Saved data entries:
>> Begin
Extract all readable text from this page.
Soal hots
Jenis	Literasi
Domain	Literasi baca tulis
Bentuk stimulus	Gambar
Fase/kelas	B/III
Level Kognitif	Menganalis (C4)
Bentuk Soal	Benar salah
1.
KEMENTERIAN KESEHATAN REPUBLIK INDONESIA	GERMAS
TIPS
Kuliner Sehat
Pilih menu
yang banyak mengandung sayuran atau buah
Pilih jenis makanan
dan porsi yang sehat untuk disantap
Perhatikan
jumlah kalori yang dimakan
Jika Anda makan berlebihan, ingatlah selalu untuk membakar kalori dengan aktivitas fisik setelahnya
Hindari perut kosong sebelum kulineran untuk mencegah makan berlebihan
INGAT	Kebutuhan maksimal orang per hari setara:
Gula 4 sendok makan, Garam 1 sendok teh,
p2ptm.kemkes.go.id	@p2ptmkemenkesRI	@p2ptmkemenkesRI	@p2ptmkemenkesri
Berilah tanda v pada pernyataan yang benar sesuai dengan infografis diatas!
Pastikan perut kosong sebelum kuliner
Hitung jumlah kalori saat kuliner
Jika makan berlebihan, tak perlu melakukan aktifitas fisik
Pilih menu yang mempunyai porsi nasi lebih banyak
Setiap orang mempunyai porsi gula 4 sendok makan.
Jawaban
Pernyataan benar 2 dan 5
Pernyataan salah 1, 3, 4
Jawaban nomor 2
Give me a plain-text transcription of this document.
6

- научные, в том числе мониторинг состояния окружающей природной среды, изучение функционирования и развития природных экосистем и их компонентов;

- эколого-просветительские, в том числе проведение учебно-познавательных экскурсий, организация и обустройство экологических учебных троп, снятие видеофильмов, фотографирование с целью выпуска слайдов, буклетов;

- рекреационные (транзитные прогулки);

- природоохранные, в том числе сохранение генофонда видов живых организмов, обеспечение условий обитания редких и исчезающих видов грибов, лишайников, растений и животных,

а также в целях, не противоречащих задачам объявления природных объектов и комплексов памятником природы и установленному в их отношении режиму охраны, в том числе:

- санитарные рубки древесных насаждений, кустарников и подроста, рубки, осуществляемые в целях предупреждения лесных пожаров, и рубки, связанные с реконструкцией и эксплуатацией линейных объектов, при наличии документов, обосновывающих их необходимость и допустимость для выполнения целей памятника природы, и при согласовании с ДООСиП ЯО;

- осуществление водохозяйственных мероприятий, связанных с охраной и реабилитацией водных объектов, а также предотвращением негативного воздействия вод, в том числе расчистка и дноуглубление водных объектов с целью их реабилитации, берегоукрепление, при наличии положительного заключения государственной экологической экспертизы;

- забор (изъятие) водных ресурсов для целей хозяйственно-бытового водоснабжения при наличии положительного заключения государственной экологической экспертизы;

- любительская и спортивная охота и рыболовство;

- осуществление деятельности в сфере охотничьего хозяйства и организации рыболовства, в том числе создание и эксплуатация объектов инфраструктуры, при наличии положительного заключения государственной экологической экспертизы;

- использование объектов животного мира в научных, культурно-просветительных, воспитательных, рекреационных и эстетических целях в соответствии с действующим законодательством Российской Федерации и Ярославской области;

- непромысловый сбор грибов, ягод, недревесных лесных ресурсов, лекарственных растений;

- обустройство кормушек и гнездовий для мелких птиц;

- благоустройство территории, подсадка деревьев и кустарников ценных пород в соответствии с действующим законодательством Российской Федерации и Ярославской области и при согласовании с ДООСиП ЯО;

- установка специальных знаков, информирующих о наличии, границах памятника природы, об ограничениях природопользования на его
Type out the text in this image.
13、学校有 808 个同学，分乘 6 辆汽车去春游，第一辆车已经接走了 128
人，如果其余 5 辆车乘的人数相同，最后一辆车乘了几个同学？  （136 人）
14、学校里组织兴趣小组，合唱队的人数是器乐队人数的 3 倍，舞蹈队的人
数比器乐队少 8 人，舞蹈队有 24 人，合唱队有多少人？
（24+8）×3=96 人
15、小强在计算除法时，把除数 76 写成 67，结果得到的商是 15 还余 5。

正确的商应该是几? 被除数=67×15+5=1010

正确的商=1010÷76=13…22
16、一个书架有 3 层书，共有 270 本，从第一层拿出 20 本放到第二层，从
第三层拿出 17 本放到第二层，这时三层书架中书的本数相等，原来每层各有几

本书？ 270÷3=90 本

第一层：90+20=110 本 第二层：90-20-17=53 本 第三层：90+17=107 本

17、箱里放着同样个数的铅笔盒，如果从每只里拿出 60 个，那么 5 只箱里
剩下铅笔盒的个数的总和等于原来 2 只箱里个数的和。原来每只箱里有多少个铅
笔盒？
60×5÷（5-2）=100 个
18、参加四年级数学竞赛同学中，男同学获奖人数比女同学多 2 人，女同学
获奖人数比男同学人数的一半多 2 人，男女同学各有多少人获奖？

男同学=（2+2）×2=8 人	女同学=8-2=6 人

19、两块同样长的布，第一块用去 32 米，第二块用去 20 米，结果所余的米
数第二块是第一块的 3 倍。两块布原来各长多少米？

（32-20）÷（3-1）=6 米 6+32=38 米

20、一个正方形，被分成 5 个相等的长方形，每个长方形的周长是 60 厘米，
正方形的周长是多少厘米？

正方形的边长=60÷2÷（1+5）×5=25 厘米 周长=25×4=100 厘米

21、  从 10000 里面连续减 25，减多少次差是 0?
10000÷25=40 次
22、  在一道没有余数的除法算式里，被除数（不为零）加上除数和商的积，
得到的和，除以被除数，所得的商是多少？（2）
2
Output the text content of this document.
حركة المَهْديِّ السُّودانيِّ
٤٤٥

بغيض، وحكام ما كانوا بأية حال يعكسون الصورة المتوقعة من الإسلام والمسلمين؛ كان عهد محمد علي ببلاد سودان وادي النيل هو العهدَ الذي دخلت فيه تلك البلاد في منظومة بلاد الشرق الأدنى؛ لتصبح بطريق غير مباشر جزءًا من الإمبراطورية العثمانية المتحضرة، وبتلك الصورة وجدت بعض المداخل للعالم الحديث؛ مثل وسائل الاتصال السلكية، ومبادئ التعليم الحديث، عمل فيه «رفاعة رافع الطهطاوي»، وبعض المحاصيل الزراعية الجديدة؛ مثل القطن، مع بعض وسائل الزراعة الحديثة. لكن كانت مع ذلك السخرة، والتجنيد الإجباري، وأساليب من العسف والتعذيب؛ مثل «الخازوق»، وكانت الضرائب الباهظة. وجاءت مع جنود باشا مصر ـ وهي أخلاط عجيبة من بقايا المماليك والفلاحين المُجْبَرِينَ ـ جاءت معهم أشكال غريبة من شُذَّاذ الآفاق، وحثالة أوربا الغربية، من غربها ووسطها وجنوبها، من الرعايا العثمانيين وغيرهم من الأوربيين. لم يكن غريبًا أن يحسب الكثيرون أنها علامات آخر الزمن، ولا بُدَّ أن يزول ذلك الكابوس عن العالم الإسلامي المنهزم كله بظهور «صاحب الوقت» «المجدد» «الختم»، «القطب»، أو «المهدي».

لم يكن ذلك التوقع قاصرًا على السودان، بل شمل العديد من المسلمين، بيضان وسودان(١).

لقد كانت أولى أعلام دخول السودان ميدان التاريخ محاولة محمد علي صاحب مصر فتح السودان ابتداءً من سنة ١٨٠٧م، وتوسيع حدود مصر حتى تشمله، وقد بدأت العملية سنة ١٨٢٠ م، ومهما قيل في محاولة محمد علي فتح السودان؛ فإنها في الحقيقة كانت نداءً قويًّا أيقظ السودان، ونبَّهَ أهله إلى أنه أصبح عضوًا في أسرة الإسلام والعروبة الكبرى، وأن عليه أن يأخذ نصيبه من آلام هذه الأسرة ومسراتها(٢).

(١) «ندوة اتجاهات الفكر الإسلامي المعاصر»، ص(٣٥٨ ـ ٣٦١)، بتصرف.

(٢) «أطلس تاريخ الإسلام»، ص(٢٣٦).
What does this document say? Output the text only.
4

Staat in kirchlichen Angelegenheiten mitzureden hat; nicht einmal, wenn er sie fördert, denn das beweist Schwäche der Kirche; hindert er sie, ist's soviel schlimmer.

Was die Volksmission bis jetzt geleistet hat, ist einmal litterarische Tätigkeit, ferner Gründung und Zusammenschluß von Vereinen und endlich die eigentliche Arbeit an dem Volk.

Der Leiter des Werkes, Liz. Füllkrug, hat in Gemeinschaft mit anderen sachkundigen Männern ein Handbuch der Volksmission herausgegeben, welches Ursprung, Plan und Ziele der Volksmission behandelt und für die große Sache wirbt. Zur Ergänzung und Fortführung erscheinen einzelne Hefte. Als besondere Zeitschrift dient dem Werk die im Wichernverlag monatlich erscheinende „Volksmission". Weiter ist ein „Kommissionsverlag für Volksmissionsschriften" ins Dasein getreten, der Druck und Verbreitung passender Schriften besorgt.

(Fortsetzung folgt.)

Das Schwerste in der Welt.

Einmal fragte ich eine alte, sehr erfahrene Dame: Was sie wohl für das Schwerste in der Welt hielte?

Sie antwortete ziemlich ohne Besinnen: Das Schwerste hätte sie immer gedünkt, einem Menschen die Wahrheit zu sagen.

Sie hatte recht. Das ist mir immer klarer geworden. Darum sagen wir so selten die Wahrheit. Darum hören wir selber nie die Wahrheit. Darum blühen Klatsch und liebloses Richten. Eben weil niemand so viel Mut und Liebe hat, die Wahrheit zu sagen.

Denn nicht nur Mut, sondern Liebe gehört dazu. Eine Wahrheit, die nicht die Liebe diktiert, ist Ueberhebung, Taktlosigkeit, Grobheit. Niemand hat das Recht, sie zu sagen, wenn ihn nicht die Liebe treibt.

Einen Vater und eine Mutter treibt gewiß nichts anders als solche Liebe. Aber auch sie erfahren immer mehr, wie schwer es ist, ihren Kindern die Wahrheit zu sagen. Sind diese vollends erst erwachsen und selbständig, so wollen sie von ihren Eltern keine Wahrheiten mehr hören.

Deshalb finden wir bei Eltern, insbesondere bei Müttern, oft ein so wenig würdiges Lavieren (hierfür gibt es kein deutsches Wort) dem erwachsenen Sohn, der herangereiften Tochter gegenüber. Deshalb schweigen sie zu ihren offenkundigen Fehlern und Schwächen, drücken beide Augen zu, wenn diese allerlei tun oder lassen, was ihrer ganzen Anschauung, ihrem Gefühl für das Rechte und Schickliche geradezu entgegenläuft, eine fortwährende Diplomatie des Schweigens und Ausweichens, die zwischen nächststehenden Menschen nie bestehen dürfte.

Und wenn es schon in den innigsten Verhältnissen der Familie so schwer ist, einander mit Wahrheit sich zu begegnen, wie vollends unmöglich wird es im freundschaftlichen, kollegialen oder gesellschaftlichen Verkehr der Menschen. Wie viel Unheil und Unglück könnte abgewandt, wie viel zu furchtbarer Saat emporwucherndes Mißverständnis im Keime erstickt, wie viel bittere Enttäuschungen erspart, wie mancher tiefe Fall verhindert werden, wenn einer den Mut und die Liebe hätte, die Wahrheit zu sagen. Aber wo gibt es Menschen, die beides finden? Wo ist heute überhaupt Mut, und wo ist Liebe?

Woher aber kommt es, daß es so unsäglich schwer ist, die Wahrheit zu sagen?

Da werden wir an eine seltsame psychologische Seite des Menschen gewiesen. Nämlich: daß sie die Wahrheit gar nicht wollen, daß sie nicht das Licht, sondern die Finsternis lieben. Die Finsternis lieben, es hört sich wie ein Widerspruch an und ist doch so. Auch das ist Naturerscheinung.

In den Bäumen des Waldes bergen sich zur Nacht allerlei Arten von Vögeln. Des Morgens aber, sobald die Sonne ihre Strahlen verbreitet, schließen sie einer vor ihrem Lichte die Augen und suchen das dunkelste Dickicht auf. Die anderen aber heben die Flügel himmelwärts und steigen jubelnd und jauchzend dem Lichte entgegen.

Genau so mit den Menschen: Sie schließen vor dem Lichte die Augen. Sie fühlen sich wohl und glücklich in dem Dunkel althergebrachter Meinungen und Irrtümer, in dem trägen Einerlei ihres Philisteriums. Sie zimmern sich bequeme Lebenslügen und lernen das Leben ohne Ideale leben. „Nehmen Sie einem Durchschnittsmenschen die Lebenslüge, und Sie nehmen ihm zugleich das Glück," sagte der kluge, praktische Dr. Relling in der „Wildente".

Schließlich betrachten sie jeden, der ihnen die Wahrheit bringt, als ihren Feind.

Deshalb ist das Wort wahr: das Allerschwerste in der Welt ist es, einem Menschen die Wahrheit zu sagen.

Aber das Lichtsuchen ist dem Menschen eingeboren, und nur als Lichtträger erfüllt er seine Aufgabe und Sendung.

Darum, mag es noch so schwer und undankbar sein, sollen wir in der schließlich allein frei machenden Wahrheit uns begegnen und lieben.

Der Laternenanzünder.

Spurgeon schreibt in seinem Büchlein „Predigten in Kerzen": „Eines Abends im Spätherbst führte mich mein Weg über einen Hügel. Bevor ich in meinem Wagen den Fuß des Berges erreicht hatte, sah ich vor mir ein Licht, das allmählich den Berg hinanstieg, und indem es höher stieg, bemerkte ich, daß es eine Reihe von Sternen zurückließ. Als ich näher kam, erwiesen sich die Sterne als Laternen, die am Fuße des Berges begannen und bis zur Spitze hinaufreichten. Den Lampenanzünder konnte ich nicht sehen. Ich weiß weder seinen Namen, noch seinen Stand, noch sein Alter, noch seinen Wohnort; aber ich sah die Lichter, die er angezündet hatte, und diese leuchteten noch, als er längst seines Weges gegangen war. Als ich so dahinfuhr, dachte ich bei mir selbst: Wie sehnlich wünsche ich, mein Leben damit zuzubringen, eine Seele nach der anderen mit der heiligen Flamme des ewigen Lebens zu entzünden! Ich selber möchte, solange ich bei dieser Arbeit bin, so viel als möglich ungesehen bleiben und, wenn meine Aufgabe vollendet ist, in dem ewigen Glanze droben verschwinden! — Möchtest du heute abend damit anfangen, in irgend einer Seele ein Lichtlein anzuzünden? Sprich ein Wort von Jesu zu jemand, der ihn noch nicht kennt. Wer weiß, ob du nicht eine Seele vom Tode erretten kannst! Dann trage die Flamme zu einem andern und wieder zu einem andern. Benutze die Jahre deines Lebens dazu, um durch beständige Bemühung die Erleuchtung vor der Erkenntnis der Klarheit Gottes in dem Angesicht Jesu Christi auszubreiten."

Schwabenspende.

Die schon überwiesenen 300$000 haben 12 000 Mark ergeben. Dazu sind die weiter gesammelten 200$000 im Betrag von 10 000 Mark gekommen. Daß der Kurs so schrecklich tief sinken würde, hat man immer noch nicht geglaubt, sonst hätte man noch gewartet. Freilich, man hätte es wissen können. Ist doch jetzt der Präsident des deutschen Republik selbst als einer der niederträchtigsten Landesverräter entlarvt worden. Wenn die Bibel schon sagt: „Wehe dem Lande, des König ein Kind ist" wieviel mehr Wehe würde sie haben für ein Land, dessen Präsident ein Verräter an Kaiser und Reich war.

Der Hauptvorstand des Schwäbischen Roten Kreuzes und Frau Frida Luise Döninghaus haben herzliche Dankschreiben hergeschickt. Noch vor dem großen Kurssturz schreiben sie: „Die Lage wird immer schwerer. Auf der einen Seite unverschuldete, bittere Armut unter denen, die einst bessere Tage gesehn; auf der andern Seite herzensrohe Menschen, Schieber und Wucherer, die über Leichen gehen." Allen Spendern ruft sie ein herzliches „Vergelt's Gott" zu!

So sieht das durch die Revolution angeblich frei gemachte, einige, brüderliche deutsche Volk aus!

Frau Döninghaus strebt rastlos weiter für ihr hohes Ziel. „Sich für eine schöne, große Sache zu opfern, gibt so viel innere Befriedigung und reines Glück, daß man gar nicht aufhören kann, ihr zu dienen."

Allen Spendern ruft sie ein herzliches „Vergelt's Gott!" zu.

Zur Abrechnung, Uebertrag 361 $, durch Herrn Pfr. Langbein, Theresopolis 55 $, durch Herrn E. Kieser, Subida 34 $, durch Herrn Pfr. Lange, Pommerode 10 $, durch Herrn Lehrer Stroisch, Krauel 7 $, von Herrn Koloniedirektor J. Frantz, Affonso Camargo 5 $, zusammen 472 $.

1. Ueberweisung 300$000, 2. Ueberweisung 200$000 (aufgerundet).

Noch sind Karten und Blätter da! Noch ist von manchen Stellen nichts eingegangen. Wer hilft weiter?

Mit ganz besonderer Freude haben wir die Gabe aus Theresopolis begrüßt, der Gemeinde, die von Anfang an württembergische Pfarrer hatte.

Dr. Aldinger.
>> End
[REQUIRED WORK]: Identify the lines in the entries that hold "text" and return each one.

[TASK RESPONSE]:
Extract all readable text from this page.
Give me a plain-text transcription of this document.
Type out the text in this image.
Output the text content of this document.
What does this document say? Output the text only.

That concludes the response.